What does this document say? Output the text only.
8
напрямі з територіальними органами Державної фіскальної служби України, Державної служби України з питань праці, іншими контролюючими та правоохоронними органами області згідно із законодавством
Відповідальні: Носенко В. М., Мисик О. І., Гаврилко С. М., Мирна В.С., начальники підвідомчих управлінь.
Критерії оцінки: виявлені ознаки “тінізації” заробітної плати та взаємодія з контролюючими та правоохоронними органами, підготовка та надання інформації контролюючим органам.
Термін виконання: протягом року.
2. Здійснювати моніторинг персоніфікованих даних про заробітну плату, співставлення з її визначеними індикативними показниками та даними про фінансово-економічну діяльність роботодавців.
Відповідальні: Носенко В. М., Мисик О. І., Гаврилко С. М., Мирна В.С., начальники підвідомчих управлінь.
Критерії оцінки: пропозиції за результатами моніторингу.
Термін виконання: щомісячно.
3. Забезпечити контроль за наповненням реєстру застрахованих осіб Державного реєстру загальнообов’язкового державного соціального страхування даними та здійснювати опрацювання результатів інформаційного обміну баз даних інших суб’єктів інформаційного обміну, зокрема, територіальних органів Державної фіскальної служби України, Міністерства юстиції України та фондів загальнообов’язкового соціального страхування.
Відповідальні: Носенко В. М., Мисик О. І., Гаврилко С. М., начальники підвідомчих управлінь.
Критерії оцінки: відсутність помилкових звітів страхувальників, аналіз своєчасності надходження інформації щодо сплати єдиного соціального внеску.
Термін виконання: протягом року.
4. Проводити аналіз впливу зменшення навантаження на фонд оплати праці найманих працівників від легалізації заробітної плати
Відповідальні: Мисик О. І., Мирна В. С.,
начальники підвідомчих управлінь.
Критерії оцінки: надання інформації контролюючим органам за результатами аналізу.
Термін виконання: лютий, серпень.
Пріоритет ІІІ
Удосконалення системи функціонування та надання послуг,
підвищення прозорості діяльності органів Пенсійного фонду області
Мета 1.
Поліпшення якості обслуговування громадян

--------

What to produce: Report how many lines contain "заробітної". Give nothing but the number.

Result for this task: 2